- What you have to do
Please output the lines shown below exactly as they appear.

- Raw data

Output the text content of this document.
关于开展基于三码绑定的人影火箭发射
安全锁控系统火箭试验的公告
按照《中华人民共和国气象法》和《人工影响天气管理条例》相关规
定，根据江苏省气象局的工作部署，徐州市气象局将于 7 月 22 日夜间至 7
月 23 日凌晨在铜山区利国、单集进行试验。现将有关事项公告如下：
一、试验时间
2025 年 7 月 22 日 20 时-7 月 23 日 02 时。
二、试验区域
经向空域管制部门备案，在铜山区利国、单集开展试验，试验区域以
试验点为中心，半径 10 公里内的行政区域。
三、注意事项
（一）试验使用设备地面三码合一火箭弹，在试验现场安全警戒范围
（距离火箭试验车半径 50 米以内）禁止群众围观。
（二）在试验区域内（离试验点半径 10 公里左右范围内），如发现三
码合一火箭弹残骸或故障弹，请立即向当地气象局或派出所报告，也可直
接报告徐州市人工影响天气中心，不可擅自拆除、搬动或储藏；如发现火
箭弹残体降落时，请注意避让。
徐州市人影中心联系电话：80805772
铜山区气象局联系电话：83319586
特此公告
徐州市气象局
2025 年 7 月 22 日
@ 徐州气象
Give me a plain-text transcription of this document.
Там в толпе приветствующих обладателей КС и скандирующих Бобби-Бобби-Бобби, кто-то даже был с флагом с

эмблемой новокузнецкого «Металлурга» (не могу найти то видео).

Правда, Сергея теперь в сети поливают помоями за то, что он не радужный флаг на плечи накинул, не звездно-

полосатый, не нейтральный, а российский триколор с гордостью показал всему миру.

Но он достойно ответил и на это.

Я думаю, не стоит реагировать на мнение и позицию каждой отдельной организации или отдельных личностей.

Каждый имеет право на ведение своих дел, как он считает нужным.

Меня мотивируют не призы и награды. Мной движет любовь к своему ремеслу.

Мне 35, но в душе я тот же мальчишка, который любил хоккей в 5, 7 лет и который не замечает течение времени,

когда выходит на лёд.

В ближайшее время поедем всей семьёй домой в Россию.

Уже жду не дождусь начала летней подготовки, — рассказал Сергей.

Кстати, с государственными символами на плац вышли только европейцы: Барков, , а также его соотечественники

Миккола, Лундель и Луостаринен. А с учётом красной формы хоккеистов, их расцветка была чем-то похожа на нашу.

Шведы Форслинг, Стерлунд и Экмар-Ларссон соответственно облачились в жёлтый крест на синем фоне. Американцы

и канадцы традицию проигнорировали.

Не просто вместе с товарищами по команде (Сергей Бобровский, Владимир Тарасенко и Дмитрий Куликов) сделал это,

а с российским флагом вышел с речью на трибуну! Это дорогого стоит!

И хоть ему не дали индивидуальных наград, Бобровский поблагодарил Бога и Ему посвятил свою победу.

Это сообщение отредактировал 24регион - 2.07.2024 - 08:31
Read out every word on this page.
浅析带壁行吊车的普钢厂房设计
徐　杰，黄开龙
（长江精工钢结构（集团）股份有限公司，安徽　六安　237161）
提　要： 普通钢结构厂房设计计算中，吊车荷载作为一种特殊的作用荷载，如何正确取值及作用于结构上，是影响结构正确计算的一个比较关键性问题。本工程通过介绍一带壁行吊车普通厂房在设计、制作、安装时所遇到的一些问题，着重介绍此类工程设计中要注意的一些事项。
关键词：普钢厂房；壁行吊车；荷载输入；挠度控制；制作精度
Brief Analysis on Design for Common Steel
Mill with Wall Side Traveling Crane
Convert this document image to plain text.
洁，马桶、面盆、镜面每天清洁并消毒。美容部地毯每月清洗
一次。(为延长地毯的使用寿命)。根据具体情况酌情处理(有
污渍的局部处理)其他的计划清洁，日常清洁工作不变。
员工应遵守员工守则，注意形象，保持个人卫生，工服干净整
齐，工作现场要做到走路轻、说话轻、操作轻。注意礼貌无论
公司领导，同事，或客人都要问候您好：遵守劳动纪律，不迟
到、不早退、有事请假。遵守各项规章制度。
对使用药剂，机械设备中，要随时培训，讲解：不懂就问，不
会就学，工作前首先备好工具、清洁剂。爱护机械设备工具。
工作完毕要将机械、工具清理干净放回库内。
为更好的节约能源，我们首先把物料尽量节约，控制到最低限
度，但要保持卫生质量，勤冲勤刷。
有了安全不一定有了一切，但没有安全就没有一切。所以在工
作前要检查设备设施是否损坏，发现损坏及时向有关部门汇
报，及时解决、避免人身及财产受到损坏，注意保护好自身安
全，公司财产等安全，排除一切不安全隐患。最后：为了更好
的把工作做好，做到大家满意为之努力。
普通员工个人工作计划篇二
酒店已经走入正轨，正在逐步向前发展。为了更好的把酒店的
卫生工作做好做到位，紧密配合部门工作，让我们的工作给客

- Reply to the task
Output the text content of this document.
关于开展基于三码绑定的人影火箭发射
安全锁控系统火箭试验的公告
按照《中华人民共和国气象法》和《人工影响天气管理条例》相关规
定，根据江苏省气象局的工作部署，徐州市气象局将于 7 月 22 日夜间至 7
月 23 日凌晨在铜山区利国、单集进行试验。现将有关事项公告如下：
一、试验时间
2025 年 7 月 22 日 20 时-7 月 23 日 02 时。
二、试验区域
经向空域管制部门备案，在铜山区利国、单集开展试验，试验区域以
试验点为中心，半径 10 公里内的行政区域。
三、注意事项
（一）试验使用设备地面三码合一火箭弹，在试验现场安全警戒范围
（距离火箭试验车半径 50 米以内）禁止群众围观。
（二）在试验区域内（离试验点半径 10 公里左右范围内），如发现三
码合一火箭弹残骸或故障弹，请立即向当地气象局或派出所报告，也可直
接报告徐州市人工影响天气中心，不可擅自拆除、搬动或储藏；如发现火
箭弹残体降落时，请注意避让。
徐州市人影中心联系电话：80805772
铜山区气象局联系电话：83319586
特此公告
徐州市气象局
2025 年 7 月 22 日
@ 徐州气象
Give me a plain-text transcription of this document.
Там в толпе приветствующих обладателей КС и скандирующих Бобби-Бобби-Бобби, кто-то даже был с флагом с

эмблемой новокузнецкого «Металлурга» (не могу найти то видео).

Правда, Сергея теперь в сети поливают помоями за то, что он не радужный флаг на плечи накинул, не звездно-

полосатый, не нейтральный, а российский триколор с гордостью показал всему миру.

Но он достойно ответил и на это.

Я думаю, не стоит реагировать на мнение и позицию каждой отдельной организации или отдельных личностей.

Каждый имеет право на ведение своих дел, как он считает нужным.

Меня мотивируют не призы и награды. Мной движет любовь к своему ремеслу.

Мне 35, но в душе я тот же мальчишка, который любил хоккей в 5, 7 лет и который не замечает течение времени,

когда выходит на лёд.

В ближайшее время поедем всей семьёй домой в Россию.

Уже жду не дождусь начала летней подготовки, — рассказал Сергей.

Кстати, с государственными символами на плац вышли только европейцы: Барков, , а также его соотечественники

Миккола, Лундель и Луостаринен. А с учётом красной формы хоккеистов, их расцветка была чем-то похожа на нашу.

Шведы Форслинг, Стерлунд и Экмар-Ларссон соответственно облачились в жёлтый крест на синем фоне. Американцы

и канадцы традицию проигнорировали.

Не просто вместе с товарищами по команде (Сергей Бобровский, Владимир Тарасенко и Дмитрий Куликов) сделал это,

а с российским флагом вышел с речью на трибуну! Это дорогого стоит!

И хоть ему не дали индивидуальных наград, Бобровский поблагодарил Бога и Ему посвятил свою победу.

Это сообщение отредактировал 24регион - 2.07.2024 - 08:31
Read out every word on this page.
浅析带壁行吊车的普钢厂房设计
徐　杰，黄开龙
（长江精工钢结构（集团）股份有限公司，安徽　六安　237161）
提　要： 普通钢结构厂房设计计算中，吊车荷载作为一种特殊的作用荷载，如何正确取值及作用于结构上，是影响结构正确计算的一个比较关键性问题。本工程通过介绍一带壁行吊车普通厂房在设计、制作、安装时所遇到的一些问题，着重介绍此类工程设计中要注意的一些事项。
关键词：普钢厂房；壁行吊车；荷载输入；挠度控制；制作精度
Brief Analysis on Design for Common Steel
Mill with Wall Side Traveling Crane
Convert this document image to plain text.
洁，马桶、面盆、镜面每天清洁并消毒。美容部地毯每月清洗
一次。(为延长地毯的使用寿命)。根据具体情况酌情处理(有
污渍的局部处理)其他的计划清洁，日常清洁工作不变。
员工应遵守员工守则，注意形象，保持个人卫生，工服干净整
齐，工作现场要做到走路轻、说话轻、操作轻。注意礼貌无论
公司领导，同事，或客人都要问候您好：遵守劳动纪律，不迟
到、不早退、有事请假。遵守各项规章制度。
对使用药剂，机械设备中，要随时培训，讲解：不懂就问，不
会就学，工作前首先备好工具、清洁剂。爱护机械设备工具。
工作完毕要将机械、工具清理干净放回库内。
为更好的节约能源，我们首先把物料尽量节约，控制到最低限
度，但要保持卫生质量，勤冲勤刷。
有了安全不一定有了一切，但没有安全就没有一切。所以在工
作前要检查设备设施是否损坏，发现损坏及时向有关部门汇
报，及时解决、避免人身及财产受到损坏，注意保护好自身安
全，公司财产等安全，排除一切不安全隐患。最后：为了更好
的把工作做好，做到大家满意为之努力。
普通员工个人工作计划篇二
酒店已经走入正轨，正在逐步向前发展。为了更好的把酒店的
卫生工作做好做到位，紧密配合部门工作，让我们的工作给客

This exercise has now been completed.